[WHAT YOU SHOULD DO]: Word for word, give the material below again, minus any images.

[AVAILABLE RECORDS]:
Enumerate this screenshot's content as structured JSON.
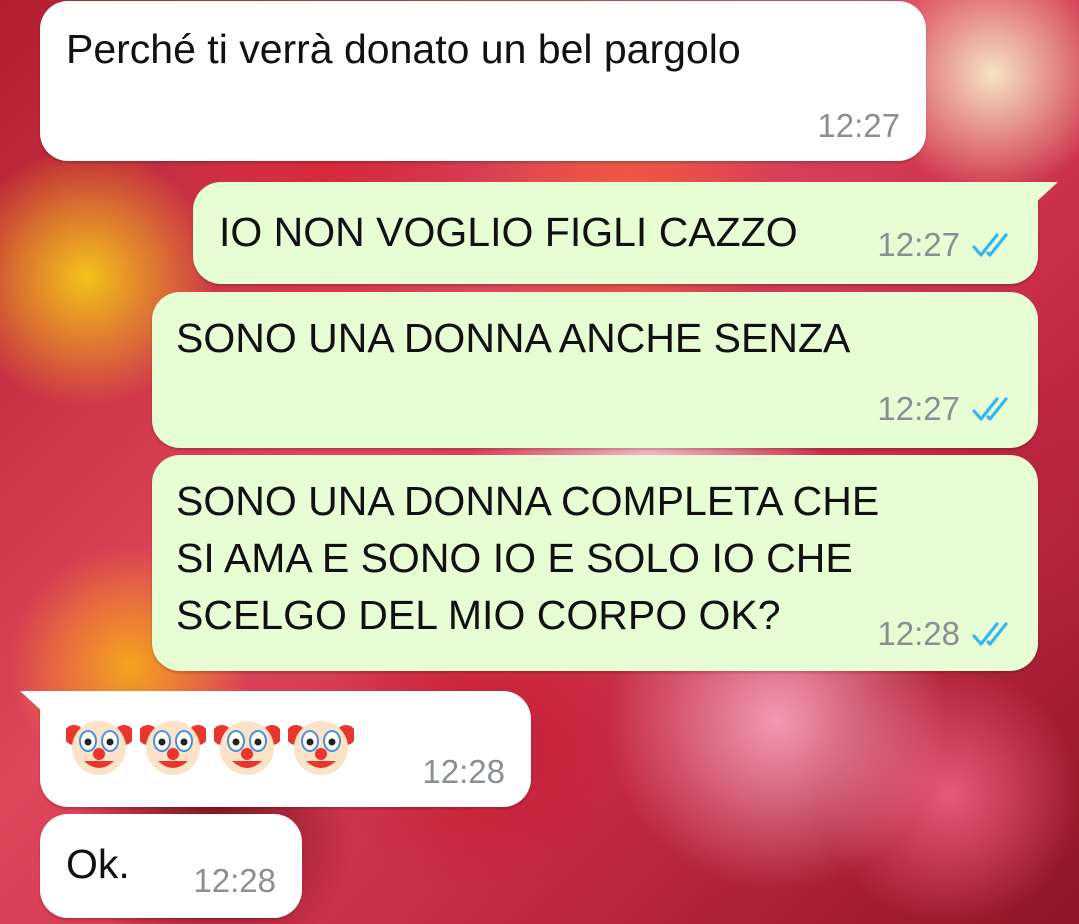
{
  "messages": [
    {
      "direction": "incoming",
      "text": "Perché ti verrà donato un bel pargolo",
      "time": "12:27"
    },
    {
      "direction": "outgoing",
      "text": "IO NON VOGLIO FIGLI CAZZO",
      "time": "12:27",
      "status": "read"
    },
    {
      "direction": "outgoing",
      "text": "SONO UNA DONNA ANCHE SENZA",
      "time": "12:27",
      "status": "read"
    },
    {
      "direction": "outgoing",
      "lines": [
        "SONO UNA DONNA COMPLETA CHE",
        "SI AMA E SONO IO E SOLO IO CHE",
        "SCELGO DEL MIO CORPO OK?"
      ],
      "time": "12:28",
      "status": "read"
    },
    {
      "direction": "incoming",
      "emoji": "clown-face",
      "emoji_count": 4,
      "time": "12:28"
    },
    {
      "direction": "incoming",
      "text": "Ok.",
      "time": "12:28"
    }
  ],
  "colors": {
    "incoming_bubble": "#ffffff",
    "outgoing_bubble": "#e7fdd3",
    "timestamp": "#8a8f93",
    "read_ticks": "#34b7f1"
  },
  "icons": {
    "read_receipt": "double-check-icon",
    "emoji": "clown-face-icon"
  }
}
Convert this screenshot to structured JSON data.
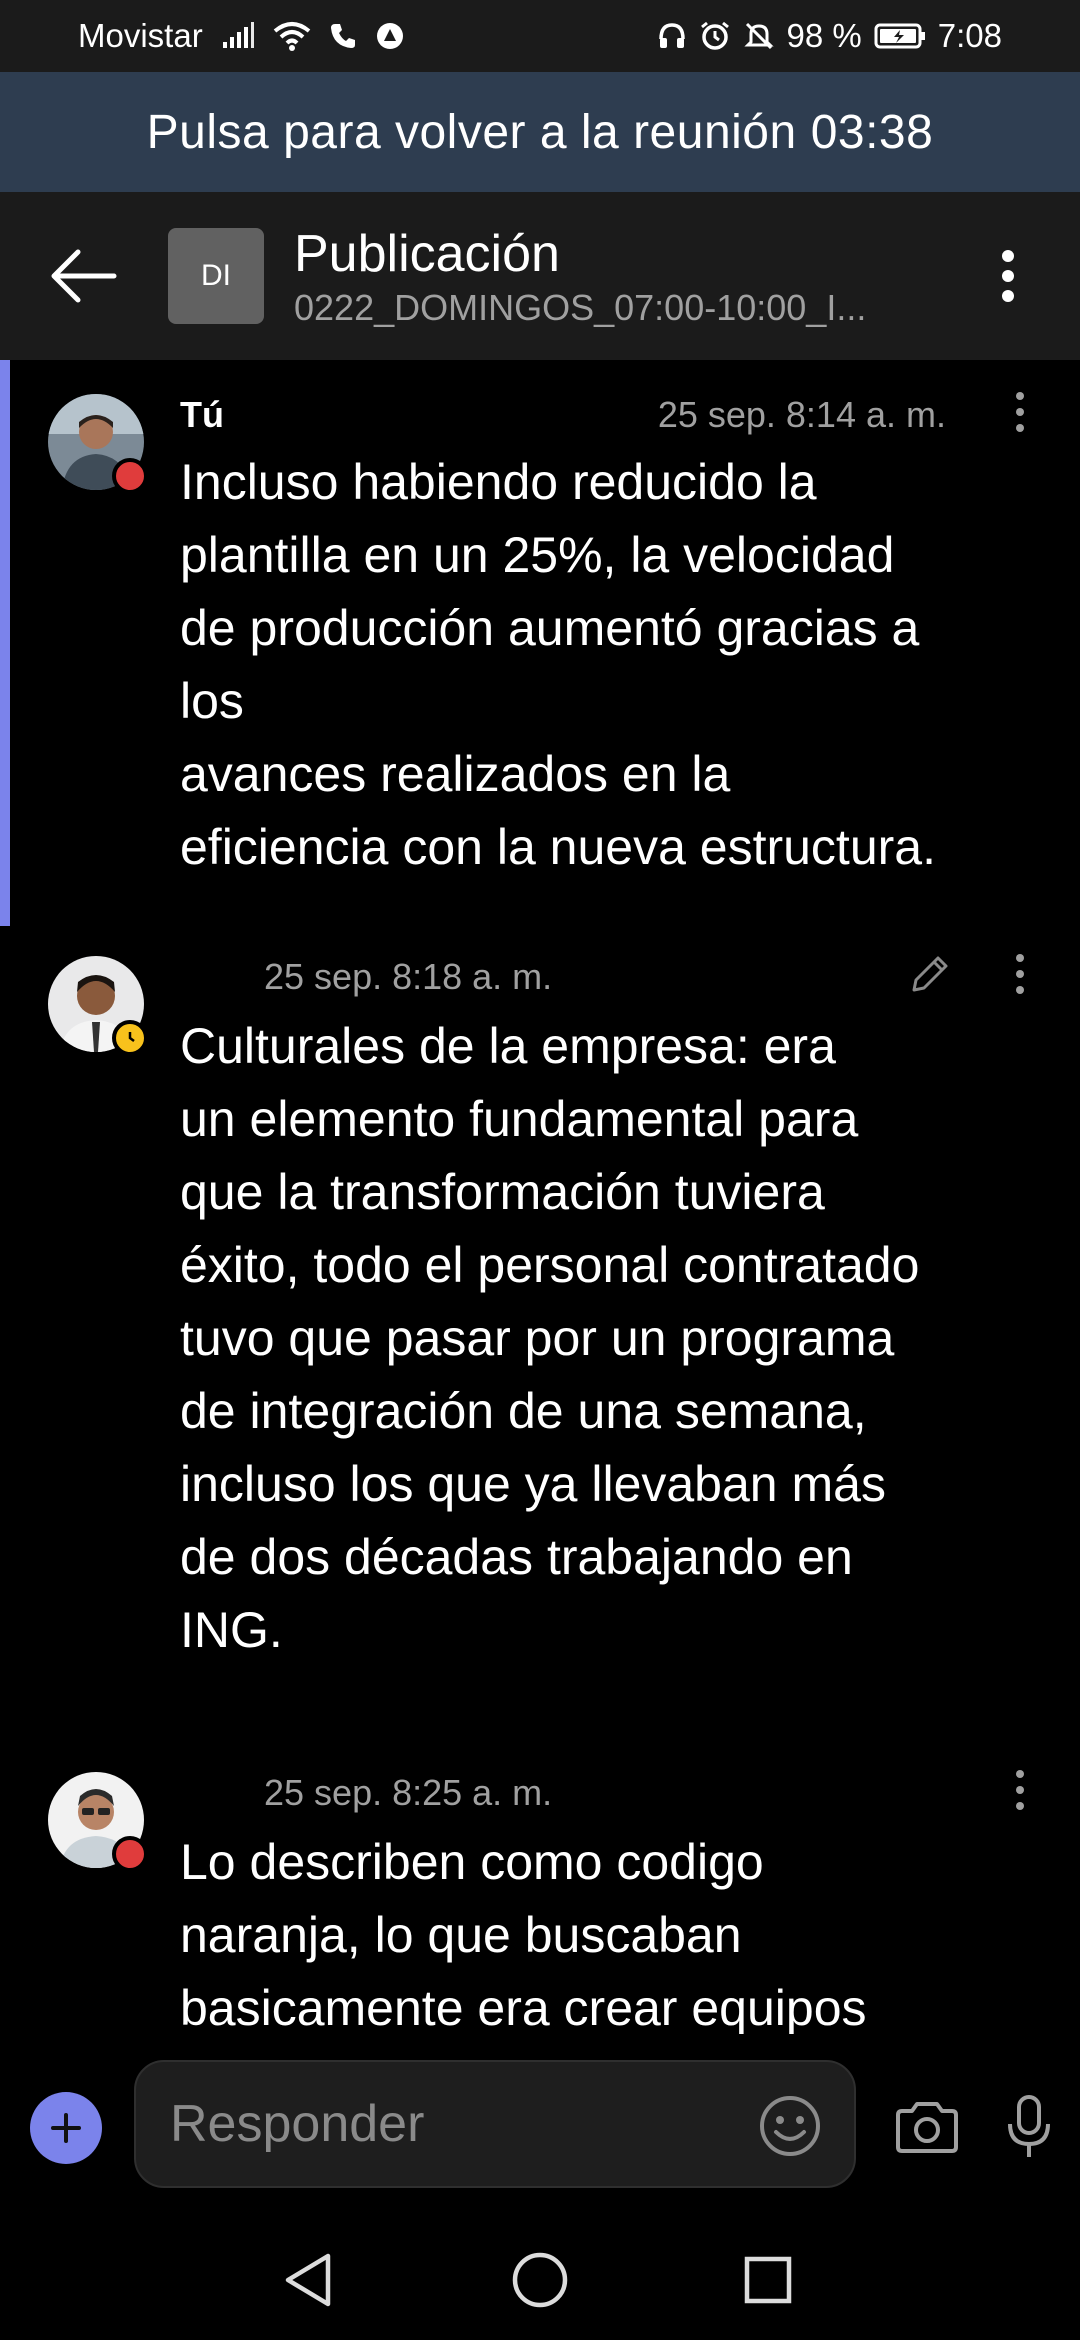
{
  "status_bar": {
    "carrier": "Movistar",
    "battery": "98 %",
    "time": "7:08"
  },
  "banner": {
    "text": "Pulsa para volver a la reunión",
    "timer": "03:38",
    "color": "#2e3d50"
  },
  "header": {
    "avatar_initials": "DI",
    "title": "Publicación",
    "subtitle": "0222_DOMINGOS_07:00-10:00_I..."
  },
  "messages": [
    {
      "sender": "Tú",
      "timestamp": "25 sep. 8:14 a. m.",
      "presence": "busy",
      "selected": true,
      "text": "Incluso habiendo reducido la\nplantilla en un 25%, la velocidad\nde producción aumentó gracias a\nlos\navances realizados en la\neficiencia con la nueva estructura."
    },
    {
      "sender": "",
      "timestamp": "25 sep. 8:18 a. m.",
      "presence": "away",
      "edited": true,
      "text": "Culturales de la empresa: era\nun elemento fundamental para\nque la transformación tuviera\néxito, todo el personal contratado\ntuvo que pasar por un programa\nde integración de una semana,\nincluso los que ya llevaban más\nde dos décadas trabajando en\nING."
    },
    {
      "sender": "",
      "timestamp": "25 sep. 8:25 a. m.",
      "presence": "busy",
      "text": "Lo describen como codigo\nnaranja, lo que buscaban\nbasicamente era crear equipos"
    }
  ],
  "composer": {
    "placeholder": "Responder"
  },
  "colors": {
    "accent": "#7b83eb",
    "presence_busy": "#e03c3c",
    "presence_away": "#f8c21c"
  },
  "icons": [
    "back-arrow-icon",
    "more-vertical-icon",
    "pencil-icon",
    "plus-icon",
    "emoji-icon",
    "camera-icon",
    "mic-icon",
    "nav-back-icon",
    "nav-home-icon",
    "nav-recents-icon"
  ]
}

[OUTPUT BELOW]:
Enumerate this screenshot's content as structured JSON.
{
  "messages": [
    {
      "direction": "incoming",
      "text": "Perché ti verrà donato un bel pargolo",
      "time": "12:27"
    },
    {
      "direction": "outgoing",
      "text": "IO NON VOGLIO FIGLI CAZZO",
      "time": "12:27",
      "status": "read"
    },
    {
      "direction": "outgoing",
      "text": "SONO UNA DONNA ANCHE SENZA",
      "time": "12:27",
      "status": "read"
    },
    {
      "direction": "outgoing",
      "lines": [
        "SONO UNA DONNA COMPLETA CHE",
        "SI AMA E SONO IO E SOLO IO CHE",
        "SCELGO DEL MIO CORPO OK?"
      ],
      "time": "12:28",
      "status": "read"
    },
    {
      "direction": "incoming",
      "emoji": "clown-face",
      "emoji_count": 4,
      "time": "12:28"
    },
    {
      "direction": "incoming",
      "text": "Ok.",
      "time": "12:28"
    }
  ],
  "colors": {
    "incoming_bubble": "#ffffff",
    "outgoing_bubble": "#e7fdd3",
    "timestamp": "#8a8f93",
    "read_ticks": "#34b7f1"
  },
  "icons": {
    "read_receipt": "double-check-icon",
    "emoji": "clown-face-icon"
  }
}
Convert this screenshot to structured JSON data.
{
  "status_bar": {
    "carrier": "Movistar",
    "battery": "98 %",
    "time": "7:08"
  },
  "banner": {
    "text": "Pulsa para volver a la reunión",
    "timer": "03:38",
    "color": "#2e3d50"
  },
  "header": {
    "avatar_initials": "DI",
    "title": "Publicación",
    "subtitle": "0222_DOMINGOS_07:00-10:00_I..."
  },
  "messages": [
    {
      "sender": "Tú",
      "timestamp": "25 sep. 8:14 a. m.",
      "presence": "busy",
      "selected": true,
      "text": "Incluso habiendo reducido la\nplantilla en un 25%, la velocidad\nde producción aumentó gracias a\nlos\navances realizados en la\neficiencia con la nueva estructura."
    },
    {
      "sender": "",
      "timestamp": "25 sep. 8:18 a. m.",
      "presence": "away",
      "edited": true,
      "text": "Culturales de la empresa: era\nun elemento fundamental para\nque la transformación tuviera\néxito, todo el personal contratado\ntuvo que pasar por un programa\nde integración de una semana,\nincluso los que ya llevaban más\nde dos décadas trabajando en\nING."
    },
    {
      "sender": "",
      "timestamp": "25 sep. 8:25 a. m.",
      "presence": "busy",
      "text": "Lo describen como codigo\nnaranja, lo que buscaban\nbasicamente era crear equipos"
    }
  ],
  "composer": {
    "placeholder": "Responder"
  },
  "colors": {
    "accent": "#7b83eb",
    "presence_busy": "#e03c3c",
    "presence_away": "#f8c21c"
  },
  "icons": [
    "back-arrow-icon",
    "more-vertical-icon",
    "pencil-icon",
    "plus-icon",
    "emoji-icon",
    "camera-icon",
    "mic-icon",
    "nav-back-icon",
    "nav-home-icon",
    "nav-recents-icon"
  ]
}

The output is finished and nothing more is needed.